╭─ GIVEN DATA
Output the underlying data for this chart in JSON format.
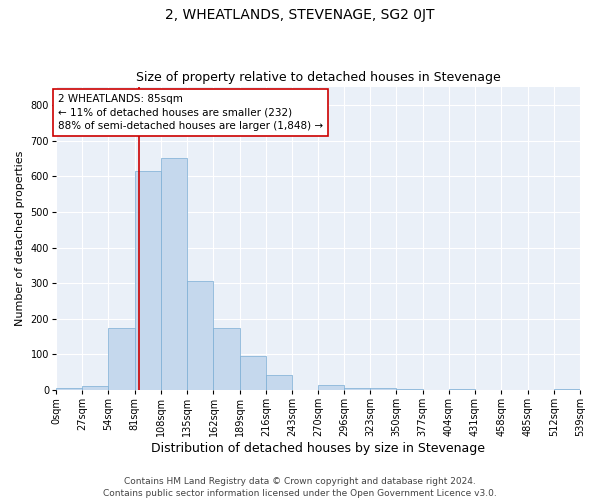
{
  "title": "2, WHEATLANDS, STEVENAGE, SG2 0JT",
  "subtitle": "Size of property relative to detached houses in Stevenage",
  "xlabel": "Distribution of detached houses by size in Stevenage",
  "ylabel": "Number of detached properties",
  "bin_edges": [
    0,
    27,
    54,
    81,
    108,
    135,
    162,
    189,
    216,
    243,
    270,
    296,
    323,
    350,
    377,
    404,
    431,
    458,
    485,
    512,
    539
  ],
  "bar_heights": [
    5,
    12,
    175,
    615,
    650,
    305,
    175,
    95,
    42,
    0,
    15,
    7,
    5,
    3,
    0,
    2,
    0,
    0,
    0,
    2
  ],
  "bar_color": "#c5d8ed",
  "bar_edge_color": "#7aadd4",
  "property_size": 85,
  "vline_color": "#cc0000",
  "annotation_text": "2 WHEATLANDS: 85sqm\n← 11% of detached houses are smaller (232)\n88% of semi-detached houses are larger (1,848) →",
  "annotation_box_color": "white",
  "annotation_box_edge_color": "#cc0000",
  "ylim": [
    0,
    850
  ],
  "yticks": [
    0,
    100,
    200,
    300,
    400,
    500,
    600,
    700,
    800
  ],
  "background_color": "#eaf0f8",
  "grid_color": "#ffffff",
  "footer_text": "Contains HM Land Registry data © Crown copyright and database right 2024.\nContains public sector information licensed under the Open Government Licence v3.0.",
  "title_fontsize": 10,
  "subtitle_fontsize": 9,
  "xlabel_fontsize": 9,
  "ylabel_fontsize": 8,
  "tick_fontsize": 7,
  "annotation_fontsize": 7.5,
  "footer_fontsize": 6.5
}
╰─
* **YOUR GOAL**
Retype everything in the material word for word, minus pictures.

* **WORKED SOLUTION**
Output the underlying data for this chart in JSON format.
{
  "title": "2, WHEATLANDS, STEVENAGE, SG2 0JT",
  "subtitle": "Size of property relative to detached houses in Stevenage",
  "xlabel": "Distribution of detached houses by size in Stevenage",
  "ylabel": "Number of detached properties",
  "bin_edges": [
    0,
    27,
    54,
    81,
    108,
    135,
    162,
    189,
    216,
    243,
    270,
    296,
    323,
    350,
    377,
    404,
    431,
    458,
    485,
    512,
    539
  ],
  "bar_heights": [
    5,
    12,
    175,
    615,
    650,
    305,
    175,
    95,
    42,
    0,
    15,
    7,
    5,
    3,
    0,
    2,
    0,
    0,
    0,
    2
  ],
  "bar_color": "#c5d8ed",
  "bar_edge_color": "#7aadd4",
  "property_size": 85,
  "vline_color": "#cc0000",
  "annotation_text": "2 WHEATLANDS: 85sqm\n← 11% of detached houses are smaller (232)\n88% of semi-detached houses are larger (1,848) →",
  "annotation_box_color": "white",
  "annotation_box_edge_color": "#cc0000",
  "ylim": [
    0,
    850
  ],
  "yticks": [
    0,
    100,
    200,
    300,
    400,
    500,
    600,
    700,
    800
  ],
  "background_color": "#eaf0f8",
  "grid_color": "#ffffff",
  "footer_text": "Contains HM Land Registry data © Crown copyright and database right 2024.\nContains public sector information licensed under the Open Government Licence v3.0.",
  "title_fontsize": 10,
  "subtitle_fontsize": 9,
  "xlabel_fontsize": 9,
  "ylabel_fontsize": 8,
  "tick_fontsize": 7,
  "annotation_fontsize": 7.5,
  "footer_fontsize": 6.5
}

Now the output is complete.